▸ **Exercise instructions**
In the data below, locate each line with the word "Trade" and list it.

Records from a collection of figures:

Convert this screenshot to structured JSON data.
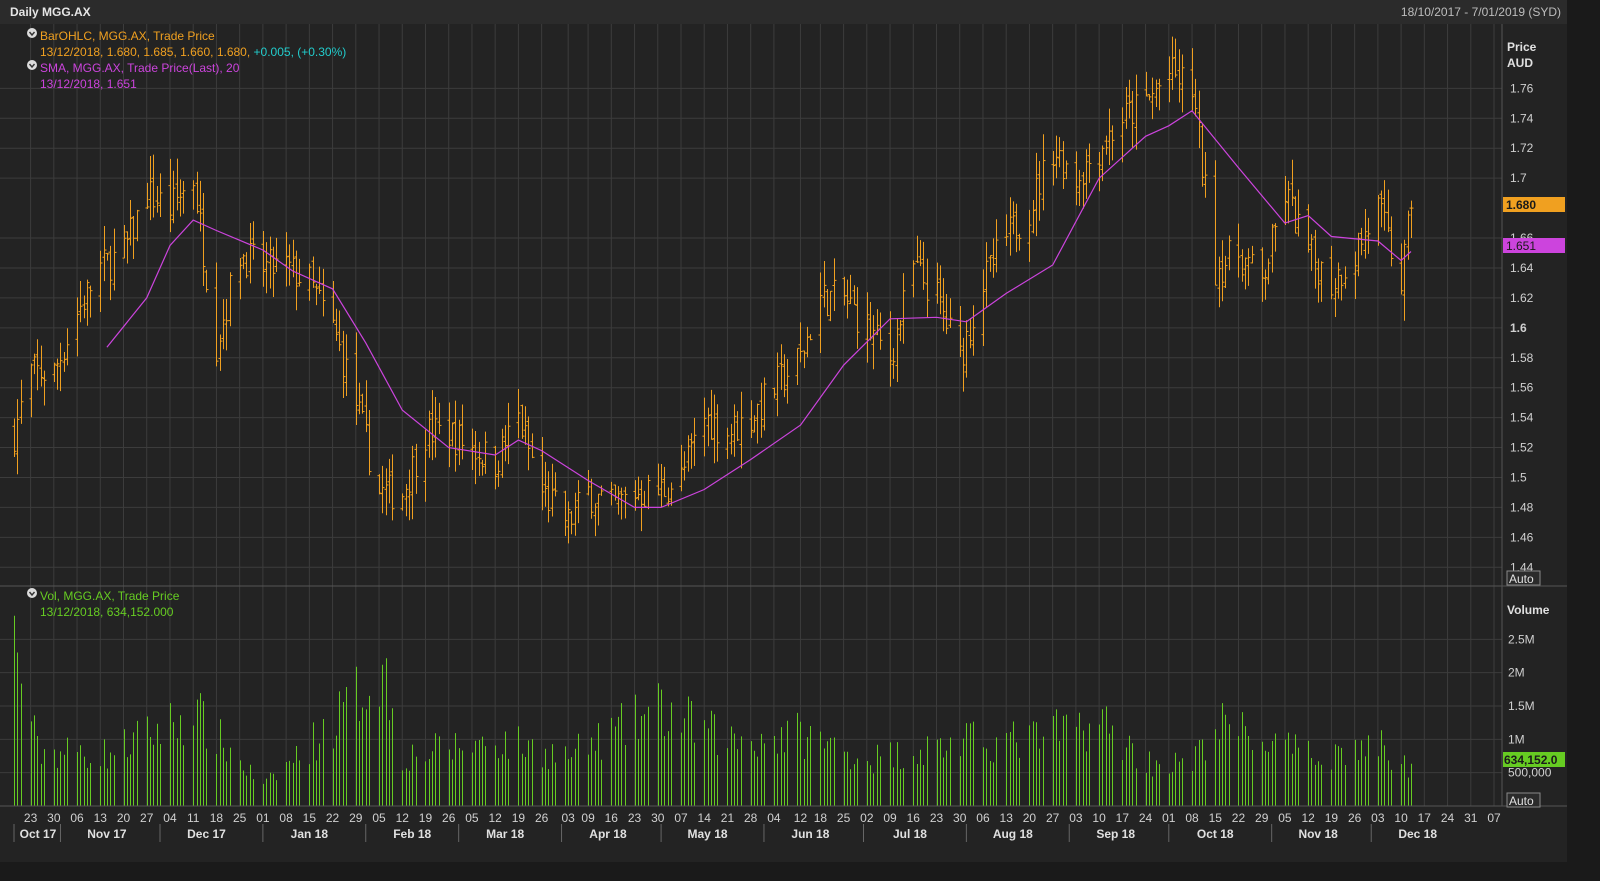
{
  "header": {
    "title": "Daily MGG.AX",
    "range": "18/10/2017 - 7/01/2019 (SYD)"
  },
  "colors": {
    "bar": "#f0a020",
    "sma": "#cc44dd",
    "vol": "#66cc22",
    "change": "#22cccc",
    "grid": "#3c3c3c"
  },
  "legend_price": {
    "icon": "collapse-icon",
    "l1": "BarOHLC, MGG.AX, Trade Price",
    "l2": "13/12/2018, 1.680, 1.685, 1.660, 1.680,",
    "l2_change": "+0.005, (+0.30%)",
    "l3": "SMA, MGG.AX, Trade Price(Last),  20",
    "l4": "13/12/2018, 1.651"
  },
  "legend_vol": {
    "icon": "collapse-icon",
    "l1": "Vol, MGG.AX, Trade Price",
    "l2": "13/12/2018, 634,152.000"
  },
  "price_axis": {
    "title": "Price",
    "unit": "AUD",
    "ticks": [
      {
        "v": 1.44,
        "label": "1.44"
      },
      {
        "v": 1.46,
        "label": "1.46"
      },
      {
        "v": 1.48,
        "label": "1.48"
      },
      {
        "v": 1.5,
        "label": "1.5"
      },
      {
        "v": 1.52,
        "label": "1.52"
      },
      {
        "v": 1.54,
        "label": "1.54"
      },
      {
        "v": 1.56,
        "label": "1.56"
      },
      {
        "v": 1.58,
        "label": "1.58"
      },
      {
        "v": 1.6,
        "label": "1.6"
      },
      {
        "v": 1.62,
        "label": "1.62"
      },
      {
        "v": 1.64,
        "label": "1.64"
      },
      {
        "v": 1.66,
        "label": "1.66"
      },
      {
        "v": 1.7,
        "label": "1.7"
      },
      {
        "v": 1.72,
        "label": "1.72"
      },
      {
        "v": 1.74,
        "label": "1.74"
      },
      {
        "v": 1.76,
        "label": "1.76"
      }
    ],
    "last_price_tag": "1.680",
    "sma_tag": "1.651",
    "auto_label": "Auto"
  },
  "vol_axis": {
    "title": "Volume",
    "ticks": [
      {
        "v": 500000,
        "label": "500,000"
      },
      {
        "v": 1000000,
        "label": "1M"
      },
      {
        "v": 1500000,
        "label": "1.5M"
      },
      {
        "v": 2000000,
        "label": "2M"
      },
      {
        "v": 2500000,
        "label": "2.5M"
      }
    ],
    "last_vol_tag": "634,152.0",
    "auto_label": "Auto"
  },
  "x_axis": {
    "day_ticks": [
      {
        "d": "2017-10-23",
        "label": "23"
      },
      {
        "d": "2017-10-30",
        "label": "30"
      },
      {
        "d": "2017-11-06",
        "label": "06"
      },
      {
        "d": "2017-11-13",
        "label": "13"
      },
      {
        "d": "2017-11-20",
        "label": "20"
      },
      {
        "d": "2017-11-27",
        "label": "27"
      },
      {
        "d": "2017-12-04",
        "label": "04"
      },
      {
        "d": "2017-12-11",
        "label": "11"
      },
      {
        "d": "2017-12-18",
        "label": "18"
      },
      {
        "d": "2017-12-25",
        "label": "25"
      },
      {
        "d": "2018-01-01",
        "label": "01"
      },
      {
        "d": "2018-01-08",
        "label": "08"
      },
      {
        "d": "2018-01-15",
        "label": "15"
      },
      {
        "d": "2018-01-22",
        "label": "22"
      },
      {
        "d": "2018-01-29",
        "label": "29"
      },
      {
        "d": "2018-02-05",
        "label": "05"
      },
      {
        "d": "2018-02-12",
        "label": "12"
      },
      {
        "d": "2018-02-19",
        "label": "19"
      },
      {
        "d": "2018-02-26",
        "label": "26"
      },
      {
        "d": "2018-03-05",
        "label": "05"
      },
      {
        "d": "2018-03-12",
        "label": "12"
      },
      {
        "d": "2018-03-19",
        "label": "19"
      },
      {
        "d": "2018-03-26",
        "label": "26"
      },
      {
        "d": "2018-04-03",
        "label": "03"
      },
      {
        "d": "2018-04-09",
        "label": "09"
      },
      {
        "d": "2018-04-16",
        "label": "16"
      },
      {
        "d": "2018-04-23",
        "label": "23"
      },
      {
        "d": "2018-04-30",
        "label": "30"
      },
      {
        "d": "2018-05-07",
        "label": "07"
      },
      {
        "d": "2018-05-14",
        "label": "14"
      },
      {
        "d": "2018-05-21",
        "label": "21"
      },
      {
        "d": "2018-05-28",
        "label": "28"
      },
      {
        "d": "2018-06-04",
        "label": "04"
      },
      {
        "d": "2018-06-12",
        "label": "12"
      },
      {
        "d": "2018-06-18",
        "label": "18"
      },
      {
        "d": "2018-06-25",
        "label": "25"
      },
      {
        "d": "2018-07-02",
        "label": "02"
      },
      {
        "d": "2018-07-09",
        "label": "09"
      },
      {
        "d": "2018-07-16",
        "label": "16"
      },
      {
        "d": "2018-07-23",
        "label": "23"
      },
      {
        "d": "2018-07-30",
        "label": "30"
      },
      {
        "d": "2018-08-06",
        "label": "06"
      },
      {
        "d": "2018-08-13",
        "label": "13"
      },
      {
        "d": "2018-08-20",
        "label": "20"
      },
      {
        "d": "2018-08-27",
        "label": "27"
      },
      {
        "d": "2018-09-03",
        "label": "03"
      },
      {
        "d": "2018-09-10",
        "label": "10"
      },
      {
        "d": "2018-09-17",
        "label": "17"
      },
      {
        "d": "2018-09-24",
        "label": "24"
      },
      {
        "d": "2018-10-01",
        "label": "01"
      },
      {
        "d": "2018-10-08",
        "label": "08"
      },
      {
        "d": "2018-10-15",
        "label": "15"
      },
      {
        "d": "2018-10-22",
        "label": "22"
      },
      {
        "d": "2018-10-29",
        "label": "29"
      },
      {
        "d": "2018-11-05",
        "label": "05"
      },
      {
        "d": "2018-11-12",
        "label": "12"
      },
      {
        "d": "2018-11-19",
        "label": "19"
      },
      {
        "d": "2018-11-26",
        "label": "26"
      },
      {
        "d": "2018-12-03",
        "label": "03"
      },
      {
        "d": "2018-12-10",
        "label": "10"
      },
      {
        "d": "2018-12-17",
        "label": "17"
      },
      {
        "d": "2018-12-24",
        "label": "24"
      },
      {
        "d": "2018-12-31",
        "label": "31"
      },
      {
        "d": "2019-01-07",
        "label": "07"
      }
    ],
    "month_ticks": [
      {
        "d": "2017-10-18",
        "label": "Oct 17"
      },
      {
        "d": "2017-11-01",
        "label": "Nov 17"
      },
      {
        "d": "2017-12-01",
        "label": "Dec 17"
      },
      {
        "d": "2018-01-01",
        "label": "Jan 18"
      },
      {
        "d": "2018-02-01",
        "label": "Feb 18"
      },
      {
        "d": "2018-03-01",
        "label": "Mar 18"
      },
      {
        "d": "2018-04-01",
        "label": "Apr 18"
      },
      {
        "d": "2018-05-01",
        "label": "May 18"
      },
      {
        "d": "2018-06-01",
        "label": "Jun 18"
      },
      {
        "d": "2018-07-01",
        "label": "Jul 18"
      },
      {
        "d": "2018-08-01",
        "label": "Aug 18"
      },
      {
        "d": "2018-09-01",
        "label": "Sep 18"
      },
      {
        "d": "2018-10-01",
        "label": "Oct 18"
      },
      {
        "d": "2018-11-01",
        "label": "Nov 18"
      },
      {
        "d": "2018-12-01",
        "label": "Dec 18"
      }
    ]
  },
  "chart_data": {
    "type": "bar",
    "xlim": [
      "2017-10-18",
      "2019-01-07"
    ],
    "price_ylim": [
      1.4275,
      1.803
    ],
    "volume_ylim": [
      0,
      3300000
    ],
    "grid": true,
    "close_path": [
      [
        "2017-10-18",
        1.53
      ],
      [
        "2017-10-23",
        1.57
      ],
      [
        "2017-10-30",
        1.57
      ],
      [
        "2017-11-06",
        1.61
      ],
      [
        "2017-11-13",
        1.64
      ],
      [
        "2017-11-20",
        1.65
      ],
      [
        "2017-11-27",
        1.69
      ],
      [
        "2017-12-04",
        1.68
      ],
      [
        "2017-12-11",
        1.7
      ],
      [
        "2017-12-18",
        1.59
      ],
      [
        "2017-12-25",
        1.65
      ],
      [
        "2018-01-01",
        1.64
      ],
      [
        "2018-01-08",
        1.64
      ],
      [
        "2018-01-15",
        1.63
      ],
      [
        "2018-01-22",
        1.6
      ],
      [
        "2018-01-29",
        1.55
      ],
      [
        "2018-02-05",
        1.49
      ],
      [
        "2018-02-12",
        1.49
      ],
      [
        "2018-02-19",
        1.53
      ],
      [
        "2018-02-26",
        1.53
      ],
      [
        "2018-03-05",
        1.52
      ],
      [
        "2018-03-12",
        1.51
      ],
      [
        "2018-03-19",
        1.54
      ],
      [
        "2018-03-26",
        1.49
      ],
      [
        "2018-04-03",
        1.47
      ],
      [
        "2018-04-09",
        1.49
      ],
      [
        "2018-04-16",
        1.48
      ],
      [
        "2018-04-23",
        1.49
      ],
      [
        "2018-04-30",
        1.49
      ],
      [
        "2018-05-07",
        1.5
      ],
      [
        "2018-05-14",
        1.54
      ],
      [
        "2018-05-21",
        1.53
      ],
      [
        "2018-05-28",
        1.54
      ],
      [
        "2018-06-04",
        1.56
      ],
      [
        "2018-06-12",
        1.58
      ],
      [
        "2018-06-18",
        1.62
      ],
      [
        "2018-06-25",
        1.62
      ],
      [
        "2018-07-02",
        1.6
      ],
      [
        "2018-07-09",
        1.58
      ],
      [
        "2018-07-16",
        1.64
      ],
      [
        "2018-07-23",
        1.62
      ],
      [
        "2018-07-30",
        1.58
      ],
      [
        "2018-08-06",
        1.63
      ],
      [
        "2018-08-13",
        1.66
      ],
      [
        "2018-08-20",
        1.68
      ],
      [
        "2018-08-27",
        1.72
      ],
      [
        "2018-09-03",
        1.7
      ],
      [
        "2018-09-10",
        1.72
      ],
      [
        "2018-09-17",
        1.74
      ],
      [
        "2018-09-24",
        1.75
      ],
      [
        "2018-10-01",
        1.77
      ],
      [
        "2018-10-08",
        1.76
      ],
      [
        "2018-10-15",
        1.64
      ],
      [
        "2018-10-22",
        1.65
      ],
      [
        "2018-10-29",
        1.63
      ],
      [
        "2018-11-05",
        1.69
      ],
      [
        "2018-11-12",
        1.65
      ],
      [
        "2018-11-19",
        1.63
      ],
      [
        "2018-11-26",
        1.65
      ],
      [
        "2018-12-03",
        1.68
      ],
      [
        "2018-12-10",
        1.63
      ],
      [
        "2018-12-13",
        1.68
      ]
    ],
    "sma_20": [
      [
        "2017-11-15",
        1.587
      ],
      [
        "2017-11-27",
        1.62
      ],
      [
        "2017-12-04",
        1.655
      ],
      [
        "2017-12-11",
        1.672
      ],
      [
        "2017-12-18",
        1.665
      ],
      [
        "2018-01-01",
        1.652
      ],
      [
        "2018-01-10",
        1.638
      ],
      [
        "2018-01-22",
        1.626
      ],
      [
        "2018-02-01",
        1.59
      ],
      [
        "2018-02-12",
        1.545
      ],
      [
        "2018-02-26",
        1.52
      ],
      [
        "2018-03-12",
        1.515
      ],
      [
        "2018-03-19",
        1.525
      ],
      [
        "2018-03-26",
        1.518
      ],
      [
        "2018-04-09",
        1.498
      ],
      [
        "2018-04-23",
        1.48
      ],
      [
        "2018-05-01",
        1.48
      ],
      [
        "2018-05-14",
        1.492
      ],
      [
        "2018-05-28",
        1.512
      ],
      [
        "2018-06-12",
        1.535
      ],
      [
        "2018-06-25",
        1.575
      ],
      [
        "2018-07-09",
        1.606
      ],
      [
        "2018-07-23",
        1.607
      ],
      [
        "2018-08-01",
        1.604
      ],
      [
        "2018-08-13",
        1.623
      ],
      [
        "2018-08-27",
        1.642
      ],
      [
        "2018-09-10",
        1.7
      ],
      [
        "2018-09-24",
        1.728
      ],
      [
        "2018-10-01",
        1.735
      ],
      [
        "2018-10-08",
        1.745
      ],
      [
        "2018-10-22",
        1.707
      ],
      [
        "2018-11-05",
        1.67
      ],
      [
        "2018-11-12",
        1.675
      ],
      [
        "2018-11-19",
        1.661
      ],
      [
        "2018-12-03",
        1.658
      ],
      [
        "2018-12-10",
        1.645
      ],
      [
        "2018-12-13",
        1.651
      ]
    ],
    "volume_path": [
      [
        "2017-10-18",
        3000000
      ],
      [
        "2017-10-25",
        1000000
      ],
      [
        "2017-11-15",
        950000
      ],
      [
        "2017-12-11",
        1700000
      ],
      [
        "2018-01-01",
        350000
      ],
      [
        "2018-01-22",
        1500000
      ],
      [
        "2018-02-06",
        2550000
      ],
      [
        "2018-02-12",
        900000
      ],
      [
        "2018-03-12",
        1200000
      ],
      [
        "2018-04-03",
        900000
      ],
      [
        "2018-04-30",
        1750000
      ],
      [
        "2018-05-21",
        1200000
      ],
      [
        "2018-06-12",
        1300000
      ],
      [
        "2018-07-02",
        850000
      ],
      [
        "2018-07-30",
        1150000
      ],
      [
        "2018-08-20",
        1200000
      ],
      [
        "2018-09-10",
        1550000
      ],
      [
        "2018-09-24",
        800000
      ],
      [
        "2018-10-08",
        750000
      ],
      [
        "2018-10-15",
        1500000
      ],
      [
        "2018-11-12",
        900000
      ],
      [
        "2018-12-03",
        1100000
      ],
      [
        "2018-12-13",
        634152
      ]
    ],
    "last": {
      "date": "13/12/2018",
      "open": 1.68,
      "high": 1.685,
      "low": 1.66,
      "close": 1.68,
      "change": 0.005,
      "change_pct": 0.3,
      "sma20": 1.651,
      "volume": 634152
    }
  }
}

▸ **Written solution**
    "l1": "BarOHLC, MGG.AX, Trade Price",
    "l3": "SMA, MGG.AX, Trade Price(Last),  20",
    "l1": "Vol, MGG.AX, Trade Price",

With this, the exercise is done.